Exercise description » Gather all lines from the material that contain "Icing".

Stored data »
========================================

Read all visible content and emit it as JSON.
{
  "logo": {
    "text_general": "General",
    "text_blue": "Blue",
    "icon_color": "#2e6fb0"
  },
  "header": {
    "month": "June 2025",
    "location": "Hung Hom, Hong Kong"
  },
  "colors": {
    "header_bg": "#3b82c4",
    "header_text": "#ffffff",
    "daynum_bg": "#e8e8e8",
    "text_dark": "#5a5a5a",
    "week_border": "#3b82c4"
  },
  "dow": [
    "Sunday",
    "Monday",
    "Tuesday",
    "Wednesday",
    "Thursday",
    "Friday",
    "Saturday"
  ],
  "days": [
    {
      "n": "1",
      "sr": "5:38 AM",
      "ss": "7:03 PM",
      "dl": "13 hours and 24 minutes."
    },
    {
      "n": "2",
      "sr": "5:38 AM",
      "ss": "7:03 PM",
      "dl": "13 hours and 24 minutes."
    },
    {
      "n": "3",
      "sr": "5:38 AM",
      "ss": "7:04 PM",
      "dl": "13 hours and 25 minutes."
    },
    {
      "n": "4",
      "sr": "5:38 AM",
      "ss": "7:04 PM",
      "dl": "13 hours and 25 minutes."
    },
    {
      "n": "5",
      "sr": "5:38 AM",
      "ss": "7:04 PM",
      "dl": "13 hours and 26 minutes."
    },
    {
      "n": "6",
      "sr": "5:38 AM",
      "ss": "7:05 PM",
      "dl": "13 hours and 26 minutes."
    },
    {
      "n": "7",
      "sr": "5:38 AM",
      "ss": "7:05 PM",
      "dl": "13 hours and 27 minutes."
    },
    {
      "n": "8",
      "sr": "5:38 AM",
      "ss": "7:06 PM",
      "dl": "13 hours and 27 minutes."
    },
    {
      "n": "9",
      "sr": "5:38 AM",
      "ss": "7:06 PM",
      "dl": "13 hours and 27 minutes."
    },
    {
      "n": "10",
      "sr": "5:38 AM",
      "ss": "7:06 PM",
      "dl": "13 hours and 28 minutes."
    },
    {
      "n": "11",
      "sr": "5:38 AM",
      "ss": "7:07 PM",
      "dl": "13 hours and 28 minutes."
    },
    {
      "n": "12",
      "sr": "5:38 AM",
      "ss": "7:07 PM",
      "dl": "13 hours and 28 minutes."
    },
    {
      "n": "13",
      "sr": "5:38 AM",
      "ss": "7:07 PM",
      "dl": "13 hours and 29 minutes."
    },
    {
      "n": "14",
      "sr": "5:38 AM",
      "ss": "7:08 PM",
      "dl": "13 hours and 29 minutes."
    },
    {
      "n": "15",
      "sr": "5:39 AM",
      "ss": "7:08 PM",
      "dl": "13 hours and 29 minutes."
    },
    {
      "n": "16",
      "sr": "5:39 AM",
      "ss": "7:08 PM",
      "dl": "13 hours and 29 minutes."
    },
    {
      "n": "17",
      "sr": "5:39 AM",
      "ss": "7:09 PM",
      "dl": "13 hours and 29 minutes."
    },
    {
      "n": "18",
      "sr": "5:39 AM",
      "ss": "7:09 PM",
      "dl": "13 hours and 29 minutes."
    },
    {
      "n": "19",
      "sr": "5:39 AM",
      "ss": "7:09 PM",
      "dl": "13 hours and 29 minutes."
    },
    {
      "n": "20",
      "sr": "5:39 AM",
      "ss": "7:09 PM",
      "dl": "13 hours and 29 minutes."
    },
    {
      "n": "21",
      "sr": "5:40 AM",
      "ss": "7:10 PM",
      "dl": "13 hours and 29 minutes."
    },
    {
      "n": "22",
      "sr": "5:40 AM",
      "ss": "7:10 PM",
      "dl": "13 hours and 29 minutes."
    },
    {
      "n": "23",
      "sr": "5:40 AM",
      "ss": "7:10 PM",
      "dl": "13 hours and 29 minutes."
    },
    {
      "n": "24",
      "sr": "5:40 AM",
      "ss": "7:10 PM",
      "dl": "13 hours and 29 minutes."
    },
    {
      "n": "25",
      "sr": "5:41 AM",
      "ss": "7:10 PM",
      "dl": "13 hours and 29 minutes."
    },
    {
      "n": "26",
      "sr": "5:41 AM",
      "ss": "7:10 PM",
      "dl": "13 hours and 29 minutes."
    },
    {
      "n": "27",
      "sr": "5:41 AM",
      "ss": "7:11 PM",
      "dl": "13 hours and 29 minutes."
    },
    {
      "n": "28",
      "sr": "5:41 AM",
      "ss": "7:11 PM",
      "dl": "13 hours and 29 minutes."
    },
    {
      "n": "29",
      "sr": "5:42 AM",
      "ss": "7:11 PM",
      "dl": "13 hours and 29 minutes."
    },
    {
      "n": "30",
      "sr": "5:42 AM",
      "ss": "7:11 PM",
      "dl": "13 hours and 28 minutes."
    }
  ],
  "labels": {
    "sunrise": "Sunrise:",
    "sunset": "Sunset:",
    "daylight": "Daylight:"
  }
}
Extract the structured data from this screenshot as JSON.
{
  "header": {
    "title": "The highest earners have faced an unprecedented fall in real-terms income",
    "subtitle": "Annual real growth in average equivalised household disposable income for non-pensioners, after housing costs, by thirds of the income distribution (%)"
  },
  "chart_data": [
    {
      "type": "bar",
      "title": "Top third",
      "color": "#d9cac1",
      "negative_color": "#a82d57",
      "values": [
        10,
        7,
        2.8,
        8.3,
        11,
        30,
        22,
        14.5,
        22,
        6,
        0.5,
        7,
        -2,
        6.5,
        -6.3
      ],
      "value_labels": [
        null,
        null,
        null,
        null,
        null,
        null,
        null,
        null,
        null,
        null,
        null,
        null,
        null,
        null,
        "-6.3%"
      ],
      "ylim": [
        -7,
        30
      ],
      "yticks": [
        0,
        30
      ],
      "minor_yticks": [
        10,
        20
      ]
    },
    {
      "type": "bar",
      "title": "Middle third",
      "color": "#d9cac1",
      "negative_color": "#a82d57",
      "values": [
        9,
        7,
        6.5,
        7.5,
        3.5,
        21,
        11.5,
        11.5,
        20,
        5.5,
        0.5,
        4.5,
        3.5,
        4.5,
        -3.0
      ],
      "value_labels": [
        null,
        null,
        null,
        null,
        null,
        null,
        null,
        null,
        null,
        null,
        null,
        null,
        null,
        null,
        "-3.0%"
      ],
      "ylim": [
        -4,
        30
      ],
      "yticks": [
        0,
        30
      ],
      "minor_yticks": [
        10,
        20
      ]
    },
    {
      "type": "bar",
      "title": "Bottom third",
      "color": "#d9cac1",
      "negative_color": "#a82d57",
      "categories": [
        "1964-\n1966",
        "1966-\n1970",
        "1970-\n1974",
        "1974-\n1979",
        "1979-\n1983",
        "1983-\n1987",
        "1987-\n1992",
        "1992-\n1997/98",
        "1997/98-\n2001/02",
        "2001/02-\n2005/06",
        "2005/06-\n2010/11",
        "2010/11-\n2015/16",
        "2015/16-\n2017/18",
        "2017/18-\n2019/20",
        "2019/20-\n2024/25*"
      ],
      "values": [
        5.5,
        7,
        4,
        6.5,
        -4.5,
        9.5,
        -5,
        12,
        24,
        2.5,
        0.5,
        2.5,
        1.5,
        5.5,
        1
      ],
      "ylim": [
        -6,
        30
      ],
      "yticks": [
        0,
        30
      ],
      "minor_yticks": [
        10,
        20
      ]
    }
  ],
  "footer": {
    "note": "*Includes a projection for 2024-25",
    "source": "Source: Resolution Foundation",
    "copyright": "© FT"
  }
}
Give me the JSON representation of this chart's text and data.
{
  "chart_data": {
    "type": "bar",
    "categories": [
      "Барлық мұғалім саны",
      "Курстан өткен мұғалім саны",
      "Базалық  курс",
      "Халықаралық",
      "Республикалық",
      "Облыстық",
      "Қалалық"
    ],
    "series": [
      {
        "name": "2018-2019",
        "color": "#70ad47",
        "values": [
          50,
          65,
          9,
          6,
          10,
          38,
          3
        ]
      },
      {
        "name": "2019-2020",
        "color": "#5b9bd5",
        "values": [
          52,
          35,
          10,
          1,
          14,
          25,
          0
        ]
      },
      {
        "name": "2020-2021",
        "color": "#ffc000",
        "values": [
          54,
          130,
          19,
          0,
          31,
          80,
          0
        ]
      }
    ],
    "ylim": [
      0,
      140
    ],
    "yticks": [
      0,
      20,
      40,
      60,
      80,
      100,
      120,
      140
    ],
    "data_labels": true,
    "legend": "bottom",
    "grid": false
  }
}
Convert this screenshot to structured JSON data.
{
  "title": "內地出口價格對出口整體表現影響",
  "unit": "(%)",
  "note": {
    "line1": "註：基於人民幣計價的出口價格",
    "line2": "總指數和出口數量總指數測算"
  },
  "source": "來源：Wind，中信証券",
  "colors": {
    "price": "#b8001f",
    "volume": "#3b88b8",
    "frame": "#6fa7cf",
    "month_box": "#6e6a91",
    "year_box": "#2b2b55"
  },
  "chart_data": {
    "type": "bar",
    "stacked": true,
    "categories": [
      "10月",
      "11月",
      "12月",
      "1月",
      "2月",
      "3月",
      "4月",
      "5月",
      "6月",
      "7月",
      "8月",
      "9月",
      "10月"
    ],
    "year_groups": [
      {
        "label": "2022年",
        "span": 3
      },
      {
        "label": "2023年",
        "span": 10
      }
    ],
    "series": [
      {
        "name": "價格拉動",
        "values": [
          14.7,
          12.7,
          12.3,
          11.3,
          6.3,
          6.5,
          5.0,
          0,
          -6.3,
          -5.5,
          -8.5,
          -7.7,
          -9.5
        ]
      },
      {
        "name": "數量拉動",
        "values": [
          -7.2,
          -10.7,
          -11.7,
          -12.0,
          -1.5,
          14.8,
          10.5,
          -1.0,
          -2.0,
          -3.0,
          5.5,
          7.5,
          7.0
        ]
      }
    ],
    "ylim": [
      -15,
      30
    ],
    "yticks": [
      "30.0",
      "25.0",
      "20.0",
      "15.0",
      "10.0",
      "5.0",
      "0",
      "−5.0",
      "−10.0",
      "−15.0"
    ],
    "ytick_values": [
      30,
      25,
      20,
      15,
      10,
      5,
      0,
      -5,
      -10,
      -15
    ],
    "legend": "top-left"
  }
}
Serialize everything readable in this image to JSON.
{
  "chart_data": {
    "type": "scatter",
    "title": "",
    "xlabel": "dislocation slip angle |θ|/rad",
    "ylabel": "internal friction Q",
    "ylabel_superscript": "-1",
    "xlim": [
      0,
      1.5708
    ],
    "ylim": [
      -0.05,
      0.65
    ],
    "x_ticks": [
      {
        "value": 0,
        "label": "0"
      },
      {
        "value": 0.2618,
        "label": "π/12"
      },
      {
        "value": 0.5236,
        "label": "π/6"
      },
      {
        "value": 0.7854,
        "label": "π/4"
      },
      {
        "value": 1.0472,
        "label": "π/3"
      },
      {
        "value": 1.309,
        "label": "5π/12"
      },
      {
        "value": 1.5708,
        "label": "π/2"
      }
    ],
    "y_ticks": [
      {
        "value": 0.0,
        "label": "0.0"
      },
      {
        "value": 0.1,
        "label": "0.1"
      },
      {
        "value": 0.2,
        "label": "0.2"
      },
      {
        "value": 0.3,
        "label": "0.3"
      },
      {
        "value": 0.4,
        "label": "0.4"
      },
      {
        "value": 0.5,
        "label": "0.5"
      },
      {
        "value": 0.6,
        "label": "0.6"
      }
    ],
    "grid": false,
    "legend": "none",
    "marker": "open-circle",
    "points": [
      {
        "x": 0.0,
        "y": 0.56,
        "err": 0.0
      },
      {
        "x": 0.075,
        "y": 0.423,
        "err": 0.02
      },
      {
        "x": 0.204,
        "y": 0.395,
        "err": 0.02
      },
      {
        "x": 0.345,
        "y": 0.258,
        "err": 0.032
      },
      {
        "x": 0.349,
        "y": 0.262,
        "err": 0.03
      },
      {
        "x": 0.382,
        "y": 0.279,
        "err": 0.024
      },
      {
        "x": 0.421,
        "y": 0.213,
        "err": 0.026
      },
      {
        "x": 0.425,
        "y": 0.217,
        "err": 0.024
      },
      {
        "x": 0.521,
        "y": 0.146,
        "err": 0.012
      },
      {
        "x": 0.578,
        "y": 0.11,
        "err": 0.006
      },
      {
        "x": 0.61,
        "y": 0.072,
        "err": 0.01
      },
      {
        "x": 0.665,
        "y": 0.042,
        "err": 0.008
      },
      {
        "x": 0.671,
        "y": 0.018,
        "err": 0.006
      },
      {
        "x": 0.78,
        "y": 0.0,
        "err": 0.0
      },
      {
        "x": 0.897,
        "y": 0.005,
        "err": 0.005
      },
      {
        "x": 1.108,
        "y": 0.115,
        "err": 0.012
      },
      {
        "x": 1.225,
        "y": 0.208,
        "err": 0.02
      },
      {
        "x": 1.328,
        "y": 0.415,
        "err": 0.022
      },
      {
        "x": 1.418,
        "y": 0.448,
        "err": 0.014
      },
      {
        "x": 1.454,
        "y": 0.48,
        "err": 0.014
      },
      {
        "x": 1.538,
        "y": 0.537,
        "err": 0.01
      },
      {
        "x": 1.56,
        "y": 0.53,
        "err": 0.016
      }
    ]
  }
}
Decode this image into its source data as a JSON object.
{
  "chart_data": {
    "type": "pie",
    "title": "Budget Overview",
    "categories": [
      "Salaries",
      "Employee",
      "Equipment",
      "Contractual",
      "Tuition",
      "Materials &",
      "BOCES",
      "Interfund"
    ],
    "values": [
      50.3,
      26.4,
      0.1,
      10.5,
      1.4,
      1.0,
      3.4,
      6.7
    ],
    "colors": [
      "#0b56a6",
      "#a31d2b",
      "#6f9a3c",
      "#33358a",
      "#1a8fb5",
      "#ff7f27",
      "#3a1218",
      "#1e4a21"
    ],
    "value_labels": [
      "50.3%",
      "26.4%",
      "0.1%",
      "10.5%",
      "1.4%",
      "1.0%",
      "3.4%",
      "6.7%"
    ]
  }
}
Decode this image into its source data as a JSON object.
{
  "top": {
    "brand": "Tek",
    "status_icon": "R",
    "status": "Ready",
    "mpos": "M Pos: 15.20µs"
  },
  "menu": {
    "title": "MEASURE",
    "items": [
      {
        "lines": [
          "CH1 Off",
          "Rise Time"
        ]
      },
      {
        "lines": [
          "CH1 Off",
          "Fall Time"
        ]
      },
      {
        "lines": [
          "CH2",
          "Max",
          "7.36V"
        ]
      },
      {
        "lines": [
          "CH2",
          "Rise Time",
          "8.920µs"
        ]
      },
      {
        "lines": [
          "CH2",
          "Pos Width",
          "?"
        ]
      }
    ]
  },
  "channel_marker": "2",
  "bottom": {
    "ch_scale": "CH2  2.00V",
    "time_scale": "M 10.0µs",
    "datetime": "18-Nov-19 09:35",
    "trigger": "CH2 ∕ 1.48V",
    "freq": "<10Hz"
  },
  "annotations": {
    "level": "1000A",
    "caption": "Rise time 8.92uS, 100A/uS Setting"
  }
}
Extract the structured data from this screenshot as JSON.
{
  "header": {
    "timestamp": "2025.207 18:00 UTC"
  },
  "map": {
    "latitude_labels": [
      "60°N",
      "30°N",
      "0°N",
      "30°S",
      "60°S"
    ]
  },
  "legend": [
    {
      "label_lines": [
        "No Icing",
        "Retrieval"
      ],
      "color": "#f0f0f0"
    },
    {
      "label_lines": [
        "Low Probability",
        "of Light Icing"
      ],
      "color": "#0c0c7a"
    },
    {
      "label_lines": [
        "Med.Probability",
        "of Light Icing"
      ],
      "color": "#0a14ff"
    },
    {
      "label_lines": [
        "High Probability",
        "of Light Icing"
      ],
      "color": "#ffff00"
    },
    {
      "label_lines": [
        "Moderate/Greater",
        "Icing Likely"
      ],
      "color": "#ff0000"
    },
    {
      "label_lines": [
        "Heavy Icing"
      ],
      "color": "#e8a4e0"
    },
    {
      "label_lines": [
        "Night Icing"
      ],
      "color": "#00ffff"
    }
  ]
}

========================================

Task answer »
        "No Icing",
        "of Light Icing"
        "of Light Icing"
        "of Light Icing"
        "Icing Likely"
        "Heavy Icing"
        "Night Icing"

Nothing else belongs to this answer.